Written request: Your task is to print every entry below exactly as given.

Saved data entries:

☆ ☆ ☆ ☆

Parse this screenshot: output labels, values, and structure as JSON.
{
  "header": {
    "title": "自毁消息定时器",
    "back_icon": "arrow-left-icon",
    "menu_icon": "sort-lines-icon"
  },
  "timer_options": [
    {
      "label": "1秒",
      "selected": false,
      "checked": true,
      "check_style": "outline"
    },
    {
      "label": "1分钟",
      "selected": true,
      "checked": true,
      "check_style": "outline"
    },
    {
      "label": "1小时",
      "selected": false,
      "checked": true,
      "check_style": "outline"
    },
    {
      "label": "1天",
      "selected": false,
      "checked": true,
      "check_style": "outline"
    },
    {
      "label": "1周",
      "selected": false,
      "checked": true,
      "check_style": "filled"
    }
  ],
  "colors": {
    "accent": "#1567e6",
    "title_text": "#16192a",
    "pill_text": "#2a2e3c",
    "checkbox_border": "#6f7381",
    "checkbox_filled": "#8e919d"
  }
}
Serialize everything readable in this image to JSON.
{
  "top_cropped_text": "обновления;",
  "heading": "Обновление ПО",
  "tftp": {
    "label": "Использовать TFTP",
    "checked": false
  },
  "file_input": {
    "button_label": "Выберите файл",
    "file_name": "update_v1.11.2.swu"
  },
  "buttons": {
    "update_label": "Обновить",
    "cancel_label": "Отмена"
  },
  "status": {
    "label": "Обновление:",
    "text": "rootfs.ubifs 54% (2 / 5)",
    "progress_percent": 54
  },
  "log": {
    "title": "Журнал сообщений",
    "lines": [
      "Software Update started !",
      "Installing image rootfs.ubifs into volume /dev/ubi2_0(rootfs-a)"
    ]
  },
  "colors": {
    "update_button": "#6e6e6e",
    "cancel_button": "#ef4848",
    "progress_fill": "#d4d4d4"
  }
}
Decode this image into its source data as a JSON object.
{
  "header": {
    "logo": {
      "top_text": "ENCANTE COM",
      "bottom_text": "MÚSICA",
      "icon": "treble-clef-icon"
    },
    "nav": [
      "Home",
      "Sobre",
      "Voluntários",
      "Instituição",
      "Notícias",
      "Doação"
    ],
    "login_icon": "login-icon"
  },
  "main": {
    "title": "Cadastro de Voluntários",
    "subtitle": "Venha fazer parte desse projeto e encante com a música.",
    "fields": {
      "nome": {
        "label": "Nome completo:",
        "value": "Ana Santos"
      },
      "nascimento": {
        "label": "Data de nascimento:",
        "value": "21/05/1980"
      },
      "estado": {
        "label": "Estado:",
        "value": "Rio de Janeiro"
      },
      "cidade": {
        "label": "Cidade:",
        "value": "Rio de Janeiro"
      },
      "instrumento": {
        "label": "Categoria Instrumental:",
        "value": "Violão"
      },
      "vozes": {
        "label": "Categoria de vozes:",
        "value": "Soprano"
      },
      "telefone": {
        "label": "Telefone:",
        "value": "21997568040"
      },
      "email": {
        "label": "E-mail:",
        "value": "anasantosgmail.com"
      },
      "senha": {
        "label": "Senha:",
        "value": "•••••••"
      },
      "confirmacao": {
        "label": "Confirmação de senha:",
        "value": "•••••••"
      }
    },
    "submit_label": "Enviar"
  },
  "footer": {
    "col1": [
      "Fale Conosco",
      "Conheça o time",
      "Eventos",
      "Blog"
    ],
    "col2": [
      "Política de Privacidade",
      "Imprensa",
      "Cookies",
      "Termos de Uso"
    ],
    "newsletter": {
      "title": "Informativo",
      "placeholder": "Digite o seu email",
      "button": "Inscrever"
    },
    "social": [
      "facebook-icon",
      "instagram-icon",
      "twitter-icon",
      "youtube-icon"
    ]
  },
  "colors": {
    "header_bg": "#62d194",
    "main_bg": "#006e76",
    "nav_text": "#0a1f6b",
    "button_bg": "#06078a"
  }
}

☆ ☆ ☆ ☆

Solved problem:
Parse this screenshot: output labels, values, and structure as JSON.
{
  "header": {
    "title": "自毁消息定时器",
    "back_icon": "arrow-left-icon",
    "menu_icon": "sort-lines-icon"
  },
  "timer_options": [
    {
      "label": "1秒",
      "selected": false,
      "checked": true,
      "check_style": "outline"
    },
    {
      "label": "1分钟",
      "selected": true,
      "checked": true,
      "check_style": "outline"
    },
    {
      "label": "1小时",
      "selected": false,
      "checked": true,
      "check_style": "outline"
    },
    {
      "label": "1天",
      "selected": false,
      "checked": true,
      "check_style": "outline"
    },
    {
      "label": "1周",
      "selected": false,
      "checked": true,
      "check_style": "filled"
    }
  ],
  "colors": {
    "accent": "#1567e6",
    "title_text": "#16192a",
    "pill_text": "#2a2e3c",
    "checkbox_border": "#6f7381",
    "checkbox_filled": "#8e919d"
  }
}
Serialize everything readable in this image to JSON.
{
  "top_cropped_text": "обновления;",
  "heading": "Обновление ПО",
  "tftp": {
    "label": "Использовать TFTP",
    "checked": false
  },
  "file_input": {
    "button_label": "Выберите файл",
    "file_name": "update_v1.11.2.swu"
  },
  "buttons": {
    "update_label": "Обновить",
    "cancel_label": "Отмена"
  },
  "status": {
    "label": "Обновление:",
    "text": "rootfs.ubifs 54% (2 / 5)",
    "progress_percent": 54
  },
  "log": {
    "title": "Журнал сообщений",
    "lines": [
      "Software Update started !",
      "Installing image rootfs.ubifs into volume /dev/ubi2_0(rootfs-a)"
    ]
  },
  "colors": {
    "update_button": "#6e6e6e",
    "cancel_button": "#ef4848",
    "progress_fill": "#d4d4d4"
  }
}
Decode this image into its source data as a JSON object.
{
  "header": {
    "logo": {
      "top_text": "ENCANTE COM",
      "bottom_text": "MÚSICA",
      "icon": "treble-clef-icon"
    },
    "nav": [
      "Home",
      "Sobre",
      "Voluntários",
      "Instituição",
      "Notícias",
      "Doação"
    ],
    "login_icon": "login-icon"
  },
  "main": {
    "title": "Cadastro de Voluntários",
    "subtitle": "Venha fazer parte desse projeto e encante com a música.",
    "fields": {
      "nome": {
        "label": "Nome completo:",
        "value": "Ana Santos"
      },
      "nascimento": {
        "label": "Data de nascimento:",
        "value": "21/05/1980"
      },
      "estado": {
        "label": "Estado:",
        "value": "Rio de Janeiro"
      },
      "cidade": {
        "label": "Cidade:",
        "value": "Rio de Janeiro"
      },
      "instrumento": {
        "label": "Categoria Instrumental:",
        "value": "Violão"
      },
      "vozes": {
        "label": "Categoria de vozes:",
        "value": "Soprano"
      },
      "telefone": {
        "label": "Telefone:",
        "value": "21997568040"
      },
      "email": {
        "label": "E-mail:",
        "value": "anasantosgmail.com"
      },
      "senha": {
        "label": "Senha:",
        "value": "•••••••"
      },
      "confirmacao": {
        "label": "Confirmação de senha:",
        "value": "•••••••"
      }
    },
    "submit_label": "Enviar"
  },
  "footer": {
    "col1": [
      "Fale Conosco",
      "Conheça o time",
      "Eventos",
      "Blog"
    ],
    "col2": [
      "Política de Privacidade",
      "Imprensa",
      "Cookies",
      "Termos de Uso"
    ],
    "newsletter": {
      "title": "Informativo",
      "placeholder": "Digite o seu email",
      "button": "Inscrever"
    },
    "social": [
      "facebook-icon",
      "instagram-icon",
      "twitter-icon",
      "youtube-icon"
    ]
  },
  "colors": {
    "header_bg": "#62d194",
    "main_bg": "#006e76",
    "nav_text": "#0a1f6b",
    "button_bg": "#06078a"
  }
}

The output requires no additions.